* _MATERIAL FOR THIS TASK_:
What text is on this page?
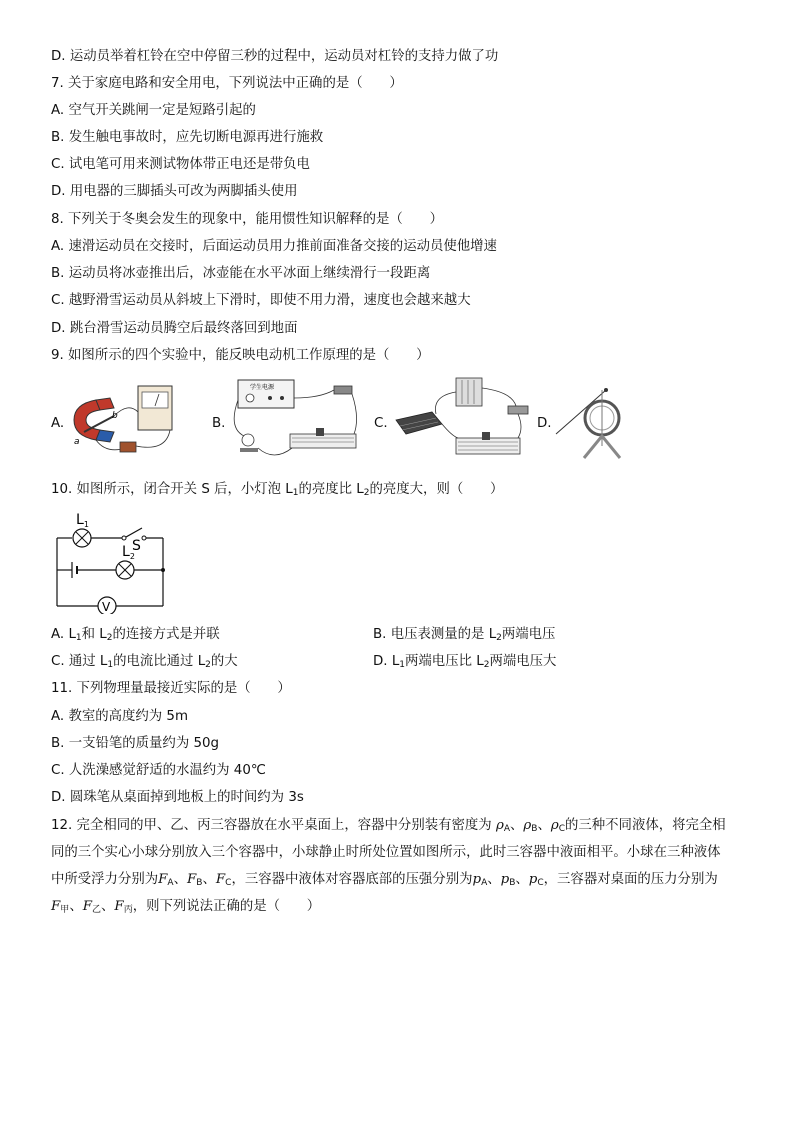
D. 运动员举着杠铃在空中停留三秒的过程中，运动员对杠铃的支持力做了功
7. 关于家庭电路和安全用电，下列说法中正确的是（　　）
A. 空气开关跳闸一定是短路引起的
B. 发生触电事故时，应先切断电源再进行施救
C. 试电笔可用来测试物体带正电还是带负电
D. 用电器的三脚插头可改为两脚插头使用
8. 下列关于冬奥会发生的现象中，能用惯性知识解释的是（　　）
A. 速滑运动员在交接时，后面运动员用力推前面准备交接的运动员使他增速
B. 运动员将冰壶推出后，冰壶能在水平冰面上继续滑行一段距离
C. 越野滑雪运动员从斜坡上下滑时，即使不用力滑，速度也会越来越大
D. 跳台滑雪运动员腾空后最终落回到地面
9. 如图所示的四个实验中，能反映电动机工作原理的是（　　）
A.	B.	C.	D.
a
b
学生电源
10. 如图所示，闭合开关 S 后，小灯泡 $L_1$的亮度比 $L_2$的亮度大，则（　　）
$L_1$
S
$L_2$
V
A. $L_1$和 $L_2$的连接方式是并联	B. 电压表测量的是 $L_2$两端电压
C. 通过 $L_1$的电流比通过 $L_2$的大	D. $L_1$两端电压比 $L_2$两端电压大
11. 下列物理量最接近实际的是（　　）
A. 教室的高度约为 5m
B. 一支铅笔的质量约为 50g
C. 人洗澡感觉舒适的水温约为 40℃
D. 圆珠笔从桌面掉到地板上的时间约为 3s
12. 完全相同的甲、乙、丙三容器放在水平桌面上，容器中分别装有密度为 $\rho_A$、$\rho_B$、$\rho_C$的三种不同液体，将完全相
同的三个实心小球分别放入三个容器中，小球静止时所处位置如图所示，此时三容器中液面相平。小球在三种液体
中所受浮力分别为$F_A$、$F_B$、$F_C$，三容器中液体对容器底部的压强分别为$p_A$、$p_B$、$p_C$，三容器对桌面的压力分别为
$F_甲$、$F_乙$、$F_丙$，则下列说法正确的是（　　）
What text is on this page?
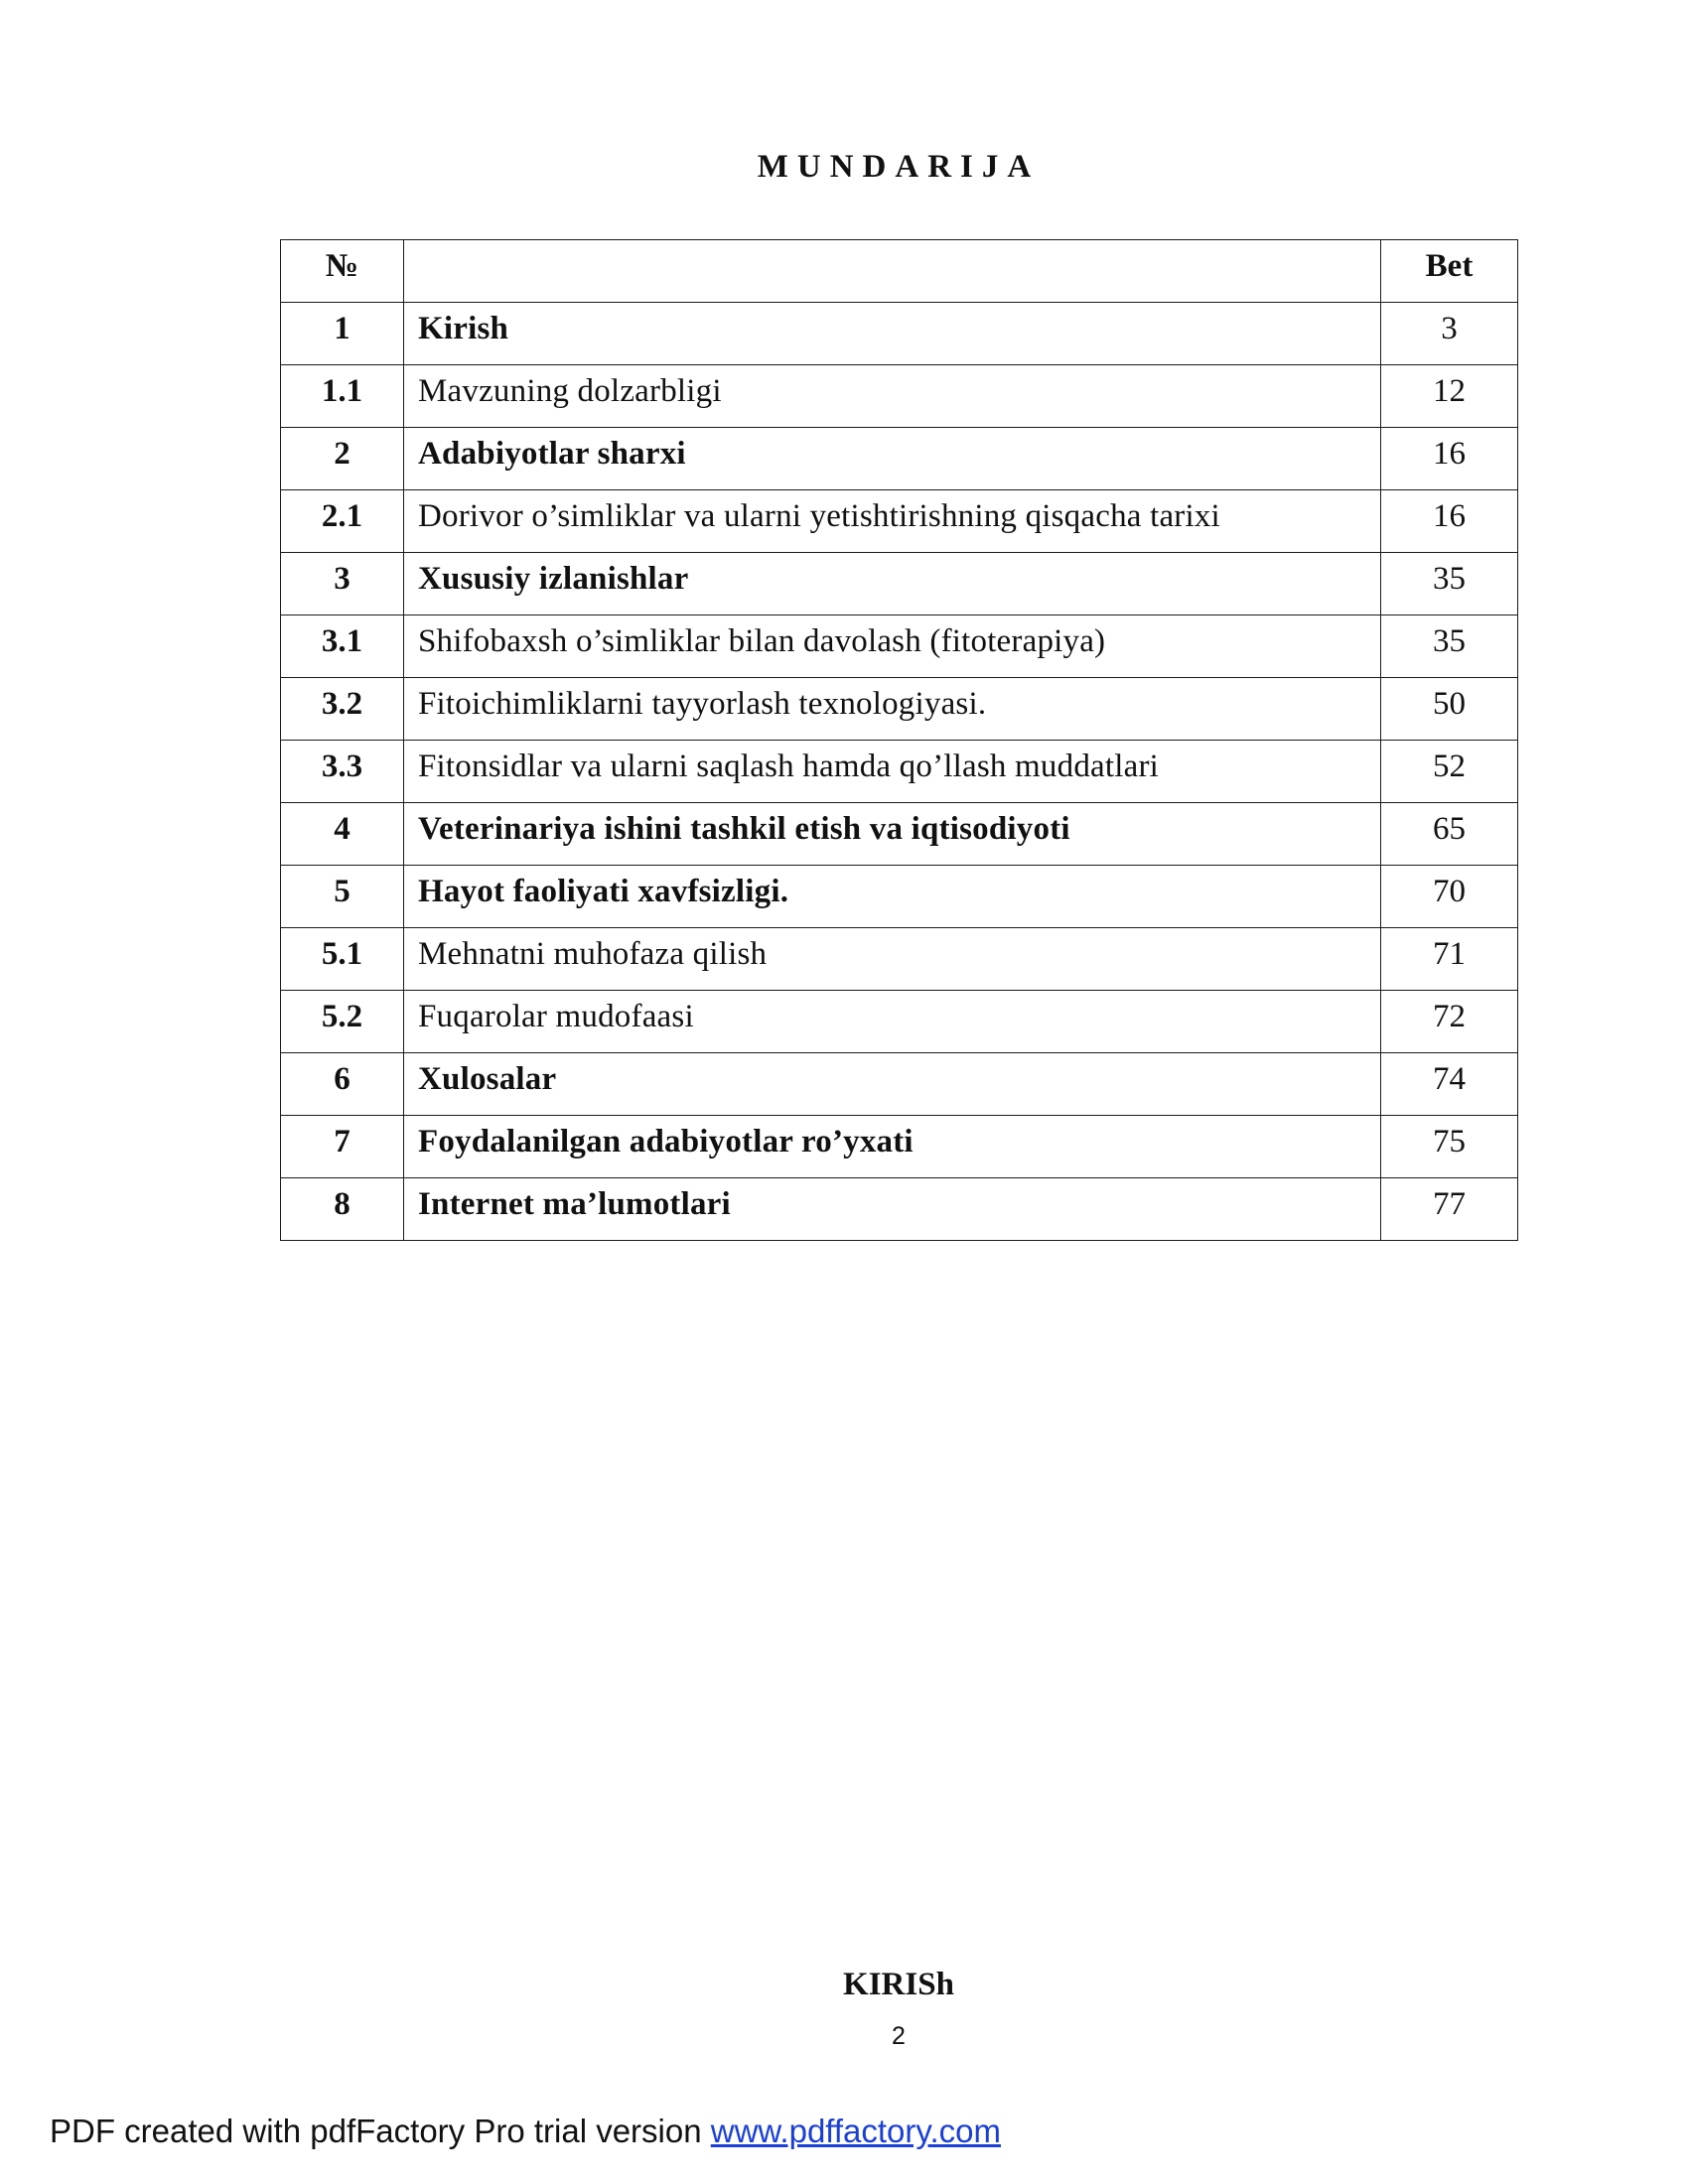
MUNDARIJA
№		Bet

1	Kirish	3

1.1	Mavzuning dolzarbligi	12

2	Adabiyotlar sharxi	16

2.1	Dorivor o’simliklar va ularni yetishtirishning qisqacha tarixi	16

3	Xususiy izlanishlar	35

3.1	Shifobaxsh o’simliklar bilan davolash (fitoterapiya)	35

3.2	Fitoichimliklarni tayyorlash texnologiyasi.	50

3.3	Fitonsidlar va ularni saqlash hamda qo’llash muddatlari	52

4	Veterinariya ishini tashkil etish va iqtisodiyoti	65

5	Hayot faoliyati xavfsizligi.	70

5.1	Mehnatni muhofaza qilish	71

5.2	Fuqarolar mudofaasi	72

6	Xulosalar	74

7	Foydalanilgan adabiyotlar ro’yxati	75

8	Internet ma’lumotlari	77
KIRISh
2
PDF created with pdfFactory Pro trial version www.pdffactory.com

* _EXERCISE DESCRIPTION_: Every record above must be given again exactly; drop the pictures.

* _COMPLETE OUTPUT_:
What text is on this page?
D. 运动员举着杠铃在空中停留三秒的过程中，运动员对杠铃的支持力做了功
7. 关于家庭电路和安全用电，下列说法中正确的是（　　）
A. 空气开关跳闸一定是短路引起的
B. 发生触电事故时，应先切断电源再进行施救
C. 试电笔可用来测试物体带正电还是带负电
D. 用电器的三脚插头可改为两脚插头使用
8. 下列关于冬奥会发生的现象中，能用惯性知识解释的是（　　）
A. 速滑运动员在交接时，后面运动员用力推前面准备交接的运动员使他增速
B. 运动员将冰壶推出后，冰壶能在水平冰面上继续滑行一段距离
C. 越野滑雪运动员从斜坡上下滑时，即使不用力滑，速度也会越来越大
D. 跳台滑雪运动员腾空后最终落回到地面
9. 如图所示的四个实验中，能反映电动机工作原理的是（　　）
A.	B.	C.	D.
a
b
学生电源
10. 如图所示，闭合开关 S 后，小灯泡 $L_1$的亮度比 $L_2$的亮度大，则（　　）
$L_1$
S
$L_2$
V
A. $L_1$和 $L_2$的连接方式是并联	B. 电压表测量的是 $L_2$两端电压
C. 通过 $L_1$的电流比通过 $L_2$的大	D. $L_1$两端电压比 $L_2$两端电压大
11. 下列物理量最接近实际的是（　　）
A. 教室的高度约为 5m
B. 一支铅笔的质量约为 50g
C. 人洗澡感觉舒适的水温约为 40℃
D. 圆珠笔从桌面掉到地板上的时间约为 3s
12. 完全相同的甲、乙、丙三容器放在水平桌面上，容器中分别装有密度为 $\rho_A$、$\rho_B$、$\rho_C$的三种不同液体，将完全相
同的三个实心小球分别放入三个容器中，小球静止时所处位置如图所示，此时三容器中液面相平。小球在三种液体
中所受浮力分别为$F_A$、$F_B$、$F_C$，三容器中液体对容器底部的压强分别为$p_A$、$p_B$、$p_C$，三容器对桌面的压力分别为
$F_甲$、$F_乙$、$F_丙$，则下列说法正确的是（　　）
What text is on this page?
MUNDARIJA
№		Bet

1	Kirish	3

1.1	Mavzuning dolzarbligi	12

2	Adabiyotlar sharxi	16

2.1	Dorivor o’simliklar va ularni yetishtirishning qisqacha tarixi	16

3	Xususiy izlanishlar	35

3.1	Shifobaxsh o’simliklar bilan davolash (fitoterapiya)	35

3.2	Fitoichimliklarni tayyorlash texnologiyasi.	50

3.3	Fitonsidlar va ularni saqlash hamda qo’llash muddatlari	52

4	Veterinariya ishini tashkil etish va iqtisodiyoti	65

5	Hayot faoliyati xavfsizligi.	70

5.1	Mehnatni muhofaza qilish	71

5.2	Fuqarolar mudofaasi	72

6	Xulosalar	74

7	Foydalanilgan adabiyotlar ro’yxati	75

8	Internet ma’lumotlari	77
KIRISh
2
PDF created with pdfFactory Pro trial version www.pdffactory.com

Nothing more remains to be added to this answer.